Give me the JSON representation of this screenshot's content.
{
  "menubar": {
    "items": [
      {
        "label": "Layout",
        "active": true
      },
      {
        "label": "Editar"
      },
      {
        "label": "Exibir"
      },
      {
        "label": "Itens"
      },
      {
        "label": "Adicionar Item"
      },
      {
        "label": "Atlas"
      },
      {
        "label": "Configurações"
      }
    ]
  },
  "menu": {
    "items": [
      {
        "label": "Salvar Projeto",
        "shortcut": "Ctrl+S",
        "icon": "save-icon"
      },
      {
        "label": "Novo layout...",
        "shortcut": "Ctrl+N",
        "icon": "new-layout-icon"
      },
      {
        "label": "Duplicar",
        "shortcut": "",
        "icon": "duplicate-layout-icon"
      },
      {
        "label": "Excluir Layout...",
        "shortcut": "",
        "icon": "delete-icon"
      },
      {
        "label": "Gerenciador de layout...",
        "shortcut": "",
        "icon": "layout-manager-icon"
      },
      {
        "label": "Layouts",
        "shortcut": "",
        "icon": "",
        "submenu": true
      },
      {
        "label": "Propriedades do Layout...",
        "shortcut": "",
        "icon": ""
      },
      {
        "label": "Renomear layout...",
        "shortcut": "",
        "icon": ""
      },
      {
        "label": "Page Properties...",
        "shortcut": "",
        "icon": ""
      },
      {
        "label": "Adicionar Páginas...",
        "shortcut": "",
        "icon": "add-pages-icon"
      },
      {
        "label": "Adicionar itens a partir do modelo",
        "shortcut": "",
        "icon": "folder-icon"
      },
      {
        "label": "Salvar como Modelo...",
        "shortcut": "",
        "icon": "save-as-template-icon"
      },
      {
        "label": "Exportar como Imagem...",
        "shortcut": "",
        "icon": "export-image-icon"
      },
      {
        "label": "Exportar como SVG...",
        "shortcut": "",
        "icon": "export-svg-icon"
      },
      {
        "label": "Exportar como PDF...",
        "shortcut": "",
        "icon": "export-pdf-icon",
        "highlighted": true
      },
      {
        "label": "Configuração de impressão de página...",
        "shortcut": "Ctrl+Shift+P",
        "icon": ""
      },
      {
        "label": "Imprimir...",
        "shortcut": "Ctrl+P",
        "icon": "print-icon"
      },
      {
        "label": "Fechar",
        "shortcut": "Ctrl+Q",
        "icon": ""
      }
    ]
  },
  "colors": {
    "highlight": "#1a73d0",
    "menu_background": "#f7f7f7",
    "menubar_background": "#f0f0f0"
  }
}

★ ★ ★

▶ _What is needed_: Using the listing above, work out how many of its lines include "Adicionar", and give only the result.

▶ _Written reply_: 3